What you will do —
Select all lines with the string "stats" in them, and copy those lines.
───── Data section ─────
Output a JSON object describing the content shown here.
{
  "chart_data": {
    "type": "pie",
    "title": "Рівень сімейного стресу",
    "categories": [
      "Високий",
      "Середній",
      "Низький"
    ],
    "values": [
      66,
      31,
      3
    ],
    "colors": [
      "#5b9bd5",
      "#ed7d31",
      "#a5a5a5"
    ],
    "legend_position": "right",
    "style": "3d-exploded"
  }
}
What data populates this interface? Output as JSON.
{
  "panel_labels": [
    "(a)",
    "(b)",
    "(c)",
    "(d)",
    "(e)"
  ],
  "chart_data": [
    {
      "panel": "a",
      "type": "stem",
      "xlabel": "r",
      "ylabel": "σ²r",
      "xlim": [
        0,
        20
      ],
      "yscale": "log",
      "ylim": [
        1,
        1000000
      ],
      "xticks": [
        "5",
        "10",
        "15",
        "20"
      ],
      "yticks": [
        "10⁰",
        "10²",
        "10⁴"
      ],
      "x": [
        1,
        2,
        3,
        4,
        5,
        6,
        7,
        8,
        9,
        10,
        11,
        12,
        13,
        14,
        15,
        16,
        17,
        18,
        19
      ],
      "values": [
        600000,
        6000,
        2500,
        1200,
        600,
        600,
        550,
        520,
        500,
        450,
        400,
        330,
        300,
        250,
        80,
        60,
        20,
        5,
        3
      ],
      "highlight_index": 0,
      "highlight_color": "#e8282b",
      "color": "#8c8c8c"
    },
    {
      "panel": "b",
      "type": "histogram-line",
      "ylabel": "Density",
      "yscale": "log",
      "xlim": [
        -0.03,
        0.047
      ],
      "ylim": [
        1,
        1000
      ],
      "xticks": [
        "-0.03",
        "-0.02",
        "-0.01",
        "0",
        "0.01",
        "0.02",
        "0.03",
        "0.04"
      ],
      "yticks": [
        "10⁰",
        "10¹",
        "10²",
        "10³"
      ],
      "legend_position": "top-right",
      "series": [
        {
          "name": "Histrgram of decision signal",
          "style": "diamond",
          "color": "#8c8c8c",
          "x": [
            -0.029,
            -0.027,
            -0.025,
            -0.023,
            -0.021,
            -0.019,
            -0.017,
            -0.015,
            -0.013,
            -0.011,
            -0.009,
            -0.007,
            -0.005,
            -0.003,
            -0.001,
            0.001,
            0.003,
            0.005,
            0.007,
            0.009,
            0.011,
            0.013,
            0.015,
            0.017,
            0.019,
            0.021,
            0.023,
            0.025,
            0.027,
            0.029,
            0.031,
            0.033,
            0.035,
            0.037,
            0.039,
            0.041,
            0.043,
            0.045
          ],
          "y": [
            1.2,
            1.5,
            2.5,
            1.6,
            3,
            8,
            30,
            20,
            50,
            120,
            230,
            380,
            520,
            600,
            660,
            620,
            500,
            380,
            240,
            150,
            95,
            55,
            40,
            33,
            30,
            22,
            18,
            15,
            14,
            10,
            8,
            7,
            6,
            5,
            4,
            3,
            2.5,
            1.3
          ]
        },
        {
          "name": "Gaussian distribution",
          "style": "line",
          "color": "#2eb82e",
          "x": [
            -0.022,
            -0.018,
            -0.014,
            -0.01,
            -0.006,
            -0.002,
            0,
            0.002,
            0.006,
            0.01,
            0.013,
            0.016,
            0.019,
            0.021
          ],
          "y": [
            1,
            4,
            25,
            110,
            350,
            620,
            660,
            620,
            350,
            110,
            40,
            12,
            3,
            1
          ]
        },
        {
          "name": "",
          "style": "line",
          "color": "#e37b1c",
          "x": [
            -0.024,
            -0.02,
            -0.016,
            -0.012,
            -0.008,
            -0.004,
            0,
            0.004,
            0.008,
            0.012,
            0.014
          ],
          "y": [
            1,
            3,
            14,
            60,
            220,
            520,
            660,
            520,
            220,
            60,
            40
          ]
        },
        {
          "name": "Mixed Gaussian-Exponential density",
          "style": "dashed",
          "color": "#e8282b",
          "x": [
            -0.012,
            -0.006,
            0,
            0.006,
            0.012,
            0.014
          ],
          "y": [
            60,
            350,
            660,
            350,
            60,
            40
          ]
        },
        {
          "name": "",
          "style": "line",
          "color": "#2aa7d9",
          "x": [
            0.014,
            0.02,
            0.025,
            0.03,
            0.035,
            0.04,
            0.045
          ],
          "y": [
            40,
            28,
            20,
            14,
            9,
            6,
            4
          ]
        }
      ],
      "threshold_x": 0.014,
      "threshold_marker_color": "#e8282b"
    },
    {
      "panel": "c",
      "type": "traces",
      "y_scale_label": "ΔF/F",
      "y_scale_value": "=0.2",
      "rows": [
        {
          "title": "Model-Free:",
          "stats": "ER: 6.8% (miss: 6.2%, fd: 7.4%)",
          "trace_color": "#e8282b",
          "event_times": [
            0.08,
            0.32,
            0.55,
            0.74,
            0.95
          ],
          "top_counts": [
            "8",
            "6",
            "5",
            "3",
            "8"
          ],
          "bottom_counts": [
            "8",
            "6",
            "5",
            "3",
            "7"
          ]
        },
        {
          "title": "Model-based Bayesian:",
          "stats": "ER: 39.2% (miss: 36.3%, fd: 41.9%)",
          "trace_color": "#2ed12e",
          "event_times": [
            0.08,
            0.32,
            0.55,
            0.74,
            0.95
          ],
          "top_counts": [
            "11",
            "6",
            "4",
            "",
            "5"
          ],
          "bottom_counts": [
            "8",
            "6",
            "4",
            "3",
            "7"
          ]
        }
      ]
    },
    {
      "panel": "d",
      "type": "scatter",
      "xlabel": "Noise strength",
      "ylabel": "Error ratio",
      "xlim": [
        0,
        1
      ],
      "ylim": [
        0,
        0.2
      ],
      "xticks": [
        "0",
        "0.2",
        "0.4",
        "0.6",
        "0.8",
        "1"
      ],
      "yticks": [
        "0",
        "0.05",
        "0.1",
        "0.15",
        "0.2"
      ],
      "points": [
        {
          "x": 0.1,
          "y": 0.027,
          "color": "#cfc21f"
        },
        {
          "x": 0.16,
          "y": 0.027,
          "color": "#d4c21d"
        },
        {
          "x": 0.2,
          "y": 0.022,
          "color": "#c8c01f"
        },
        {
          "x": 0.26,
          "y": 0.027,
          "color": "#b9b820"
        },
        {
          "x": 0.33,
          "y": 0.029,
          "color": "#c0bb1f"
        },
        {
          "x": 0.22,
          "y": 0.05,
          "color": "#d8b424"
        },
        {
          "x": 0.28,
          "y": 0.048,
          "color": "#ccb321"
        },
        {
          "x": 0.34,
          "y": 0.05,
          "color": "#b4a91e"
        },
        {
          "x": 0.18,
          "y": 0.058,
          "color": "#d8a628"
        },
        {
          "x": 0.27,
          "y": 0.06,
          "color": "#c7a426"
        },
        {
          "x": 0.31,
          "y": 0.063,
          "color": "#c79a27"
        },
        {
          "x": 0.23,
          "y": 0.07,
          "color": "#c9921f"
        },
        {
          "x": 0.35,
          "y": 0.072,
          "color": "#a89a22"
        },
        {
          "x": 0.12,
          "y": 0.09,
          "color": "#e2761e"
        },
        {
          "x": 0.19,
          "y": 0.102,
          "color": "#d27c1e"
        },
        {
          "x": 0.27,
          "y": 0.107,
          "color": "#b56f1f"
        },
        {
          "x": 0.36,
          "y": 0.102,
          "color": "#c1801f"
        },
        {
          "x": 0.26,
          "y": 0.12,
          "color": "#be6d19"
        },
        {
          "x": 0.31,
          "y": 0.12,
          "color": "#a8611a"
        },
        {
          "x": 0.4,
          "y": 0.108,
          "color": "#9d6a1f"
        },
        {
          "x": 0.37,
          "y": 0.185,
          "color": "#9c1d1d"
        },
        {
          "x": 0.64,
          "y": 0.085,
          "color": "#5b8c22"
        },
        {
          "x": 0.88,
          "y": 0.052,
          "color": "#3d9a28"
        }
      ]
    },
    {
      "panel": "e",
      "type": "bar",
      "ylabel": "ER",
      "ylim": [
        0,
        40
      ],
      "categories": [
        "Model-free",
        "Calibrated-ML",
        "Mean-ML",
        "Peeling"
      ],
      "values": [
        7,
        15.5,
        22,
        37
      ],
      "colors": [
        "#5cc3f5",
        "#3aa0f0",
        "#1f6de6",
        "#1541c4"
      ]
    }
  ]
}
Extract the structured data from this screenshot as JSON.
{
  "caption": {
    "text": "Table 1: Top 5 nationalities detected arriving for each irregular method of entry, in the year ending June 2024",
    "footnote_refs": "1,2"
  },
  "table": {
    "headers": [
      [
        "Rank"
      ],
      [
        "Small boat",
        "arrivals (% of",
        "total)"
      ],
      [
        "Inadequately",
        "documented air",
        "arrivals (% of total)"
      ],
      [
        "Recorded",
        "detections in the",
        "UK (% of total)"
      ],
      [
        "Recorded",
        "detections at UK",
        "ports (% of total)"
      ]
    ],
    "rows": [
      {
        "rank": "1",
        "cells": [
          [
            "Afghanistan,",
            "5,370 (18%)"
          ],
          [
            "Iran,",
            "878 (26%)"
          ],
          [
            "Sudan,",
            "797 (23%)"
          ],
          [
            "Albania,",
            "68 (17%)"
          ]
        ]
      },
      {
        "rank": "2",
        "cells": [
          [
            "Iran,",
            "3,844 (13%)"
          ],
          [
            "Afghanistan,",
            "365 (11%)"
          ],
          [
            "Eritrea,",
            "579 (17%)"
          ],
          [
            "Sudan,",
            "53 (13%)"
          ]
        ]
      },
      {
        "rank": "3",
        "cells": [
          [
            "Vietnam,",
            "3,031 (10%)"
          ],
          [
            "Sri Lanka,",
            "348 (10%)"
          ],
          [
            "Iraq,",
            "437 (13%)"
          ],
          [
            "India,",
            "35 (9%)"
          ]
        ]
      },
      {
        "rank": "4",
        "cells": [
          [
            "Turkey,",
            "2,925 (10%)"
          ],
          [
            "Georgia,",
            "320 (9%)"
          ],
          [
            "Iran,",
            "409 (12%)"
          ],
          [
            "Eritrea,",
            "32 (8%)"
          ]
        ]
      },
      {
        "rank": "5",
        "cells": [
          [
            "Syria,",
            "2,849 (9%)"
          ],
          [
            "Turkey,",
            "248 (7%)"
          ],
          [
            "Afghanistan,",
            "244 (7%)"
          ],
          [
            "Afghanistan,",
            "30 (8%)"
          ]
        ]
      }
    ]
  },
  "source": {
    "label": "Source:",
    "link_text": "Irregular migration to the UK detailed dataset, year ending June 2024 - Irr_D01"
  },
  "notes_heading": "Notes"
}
─────
Solution —
          "stats": "ER: 6.8% (miss: 6.2%, fd: 7.4%)",
          "stats": "ER: 39.2% (miss: 36.3%, fd: 41.9%)",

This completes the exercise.